_Short task_
Every record below should be printed exactly as it appears.

_Dataset records_

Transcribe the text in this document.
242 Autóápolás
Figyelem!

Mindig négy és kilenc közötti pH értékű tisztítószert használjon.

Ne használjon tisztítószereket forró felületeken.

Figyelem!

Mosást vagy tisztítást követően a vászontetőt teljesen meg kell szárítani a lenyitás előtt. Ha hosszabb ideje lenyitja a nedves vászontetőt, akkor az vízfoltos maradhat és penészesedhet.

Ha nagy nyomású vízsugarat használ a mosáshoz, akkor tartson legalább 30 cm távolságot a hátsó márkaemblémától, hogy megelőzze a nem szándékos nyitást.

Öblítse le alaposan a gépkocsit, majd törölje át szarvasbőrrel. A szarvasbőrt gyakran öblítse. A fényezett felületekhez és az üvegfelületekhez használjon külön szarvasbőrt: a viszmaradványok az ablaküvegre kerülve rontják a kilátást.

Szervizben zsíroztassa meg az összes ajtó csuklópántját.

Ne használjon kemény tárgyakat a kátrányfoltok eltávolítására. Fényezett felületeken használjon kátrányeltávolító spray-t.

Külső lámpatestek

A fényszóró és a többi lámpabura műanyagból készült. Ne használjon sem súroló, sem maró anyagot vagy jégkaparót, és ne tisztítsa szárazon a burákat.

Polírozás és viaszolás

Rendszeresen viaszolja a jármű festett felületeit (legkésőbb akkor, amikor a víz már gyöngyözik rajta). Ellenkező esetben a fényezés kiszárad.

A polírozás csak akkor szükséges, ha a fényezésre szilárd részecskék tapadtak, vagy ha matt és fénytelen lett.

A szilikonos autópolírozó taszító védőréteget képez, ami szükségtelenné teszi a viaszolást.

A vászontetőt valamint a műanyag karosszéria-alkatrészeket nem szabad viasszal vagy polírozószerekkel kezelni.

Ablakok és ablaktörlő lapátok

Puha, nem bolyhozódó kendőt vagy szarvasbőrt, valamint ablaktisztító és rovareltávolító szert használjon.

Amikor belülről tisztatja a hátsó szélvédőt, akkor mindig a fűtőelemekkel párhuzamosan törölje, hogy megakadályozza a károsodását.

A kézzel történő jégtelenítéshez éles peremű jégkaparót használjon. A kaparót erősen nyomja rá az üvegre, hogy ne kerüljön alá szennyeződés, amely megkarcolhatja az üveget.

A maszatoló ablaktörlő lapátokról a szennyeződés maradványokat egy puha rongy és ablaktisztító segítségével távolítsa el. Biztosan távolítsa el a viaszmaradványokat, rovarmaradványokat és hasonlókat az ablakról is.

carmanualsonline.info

_Task output_
Transcribe the text in this document.
242 Autóápolás
Figyelem!

Mindig négy és kilenc közötti pH értékű tisztítószert használjon.

Ne használjon tisztítószereket forró felületeken.

Figyelem!

Mosást vagy tisztítást követően a vászontetőt teljesen meg kell szárítani a lenyitás előtt. Ha hosszabb ideje lenyitja a nedves vászontetőt, akkor az vízfoltos maradhat és penészesedhet.

Ha nagy nyomású vízsugarat használ a mosáshoz, akkor tartson legalább 30 cm távolságot a hátsó márkaemblémától, hogy megelőzze a nem szándékos nyitást.

Öblítse le alaposan a gépkocsit, majd törölje át szarvasbőrrel. A szarvasbőrt gyakran öblítse. A fényezett felületekhez és az üvegfelületekhez használjon külön szarvasbőrt: a viszmaradványok az ablaküvegre kerülve rontják a kilátást.

Szervizben zsíroztassa meg az összes ajtó csuklópántját.

Ne használjon kemény tárgyakat a kátrányfoltok eltávolítására. Fényezett felületeken használjon kátrányeltávolító spray-t.

Külső lámpatestek

A fényszóró és a többi lámpabura műanyagból készült. Ne használjon sem súroló, sem maró anyagot vagy jégkaparót, és ne tisztítsa szárazon a burákat.

Polírozás és viaszolás

Rendszeresen viaszolja a jármű festett felületeit (legkésőbb akkor, amikor a víz már gyöngyözik rajta). Ellenkező esetben a fényezés kiszárad.

A polírozás csak akkor szükséges, ha a fényezésre szilárd részecskék tapadtak, vagy ha matt és fénytelen lett.

A szilikonos autópolírozó taszító védőréteget képez, ami szükségtelenné teszi a viaszolást.

A vászontetőt valamint a műanyag karosszéria-alkatrészeket nem szabad viasszal vagy polírozószerekkel kezelni.

Ablakok és ablaktörlő lapátok

Puha, nem bolyhozódó kendőt vagy szarvasbőrt, valamint ablaktisztító és rovareltávolító szert használjon.

Amikor belülről tisztatja a hátsó szélvédőt, akkor mindig a fűtőelemekkel párhuzamosan törölje, hogy megakadályozza a károsodását.

A kézzel történő jégtelenítéshez éles peremű jégkaparót használjon. A kaparót erősen nyomja rá az üvegre, hogy ne kerüljön alá szennyeződés, amely megkarcolhatja az üveget.

A maszatoló ablaktörlő lapátokról a szennyeződés maradványokat egy puha rongy és ablaktisztító segítségével távolítsa el. Biztosan távolítsa el a viaszmaradványokat, rovarmaradványokat és hasonlókat az ablakról is.

carmanualsonline.info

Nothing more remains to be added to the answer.